**SET EXERCISE:** Your task is to transcribe all of the data below exactly, omitting the images.

:: DATASET ::

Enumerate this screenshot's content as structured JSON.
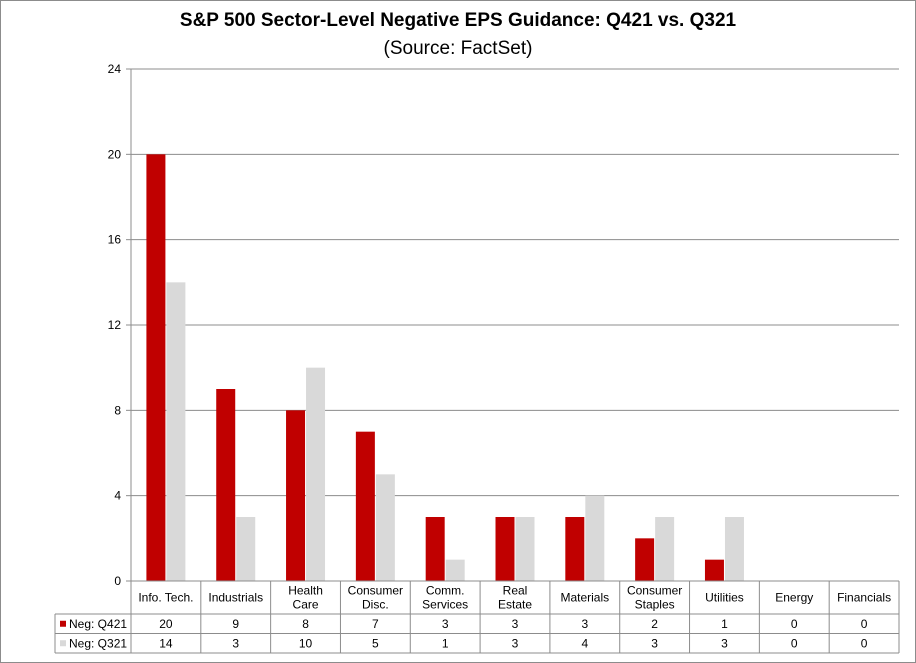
{
  "chart_data": {
    "type": "bar",
    "title": "S&P 500 Sector-Level Negative EPS Guidance: Q421 vs. Q321",
    "subtitle": "(Source: FactSet)",
    "categories": [
      [
        "Info. Tech."
      ],
      [
        "Industrials"
      ],
      [
        "Health",
        "Care"
      ],
      [
        "Consumer",
        "Disc."
      ],
      [
        "Comm.",
        "Services"
      ],
      [
        "Real",
        "Estate"
      ],
      [
        "Materials"
      ],
      [
        "Consumer",
        "Staples"
      ],
      [
        "Utilities"
      ],
      [
        "Energy"
      ],
      [
        "Financials"
      ]
    ],
    "series": [
      {
        "name": "Neg: Q421",
        "color": "#c00000",
        "values": [
          20,
          9,
          8,
          7,
          3,
          3,
          3,
          2,
          1,
          0,
          0
        ]
      },
      {
        "name": "Neg: Q321",
        "color": "#d9d9d9",
        "values": [
          14,
          3,
          10,
          5,
          1,
          3,
          4,
          3,
          3,
          0,
          0
        ]
      }
    ],
    "ylim": [
      0,
      24
    ],
    "yticks": [
      0,
      4,
      8,
      12,
      16,
      20,
      24
    ],
    "grid": true,
    "legend": "data-table"
  }
}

:::

**TASK OUTPUT:**
Enumerate this screenshot's content as structured JSON.
{
  "chart_data": {
    "type": "bar",
    "title": "S&P 500 Sector-Level Negative EPS Guidance: Q421 vs. Q321",
    "subtitle": "(Source: FactSet)",
    "categories": [
      [
        "Info. Tech."
      ],
      [
        "Industrials"
      ],
      [
        "Health",
        "Care"
      ],
      [
        "Consumer",
        "Disc."
      ],
      [
        "Comm.",
        "Services"
      ],
      [
        "Real",
        "Estate"
      ],
      [
        "Materials"
      ],
      [
        "Consumer",
        "Staples"
      ],
      [
        "Utilities"
      ],
      [
        "Energy"
      ],
      [
        "Financials"
      ]
    ],
    "series": [
      {
        "name": "Neg: Q421",
        "color": "#c00000",
        "values": [
          20,
          9,
          8,
          7,
          3,
          3,
          3,
          2,
          1,
          0,
          0
        ]
      },
      {
        "name": "Neg: Q321",
        "color": "#d9d9d9",
        "values": [
          14,
          3,
          10,
          5,
          1,
          3,
          4,
          3,
          3,
          0,
          0
        ]
      }
    ],
    "ylim": [
      0,
      24
    ],
    "yticks": [
      0,
      4,
      8,
      12,
      16,
      20,
      24
    ],
    "grid": true,
    "legend": "data-table"
  }
}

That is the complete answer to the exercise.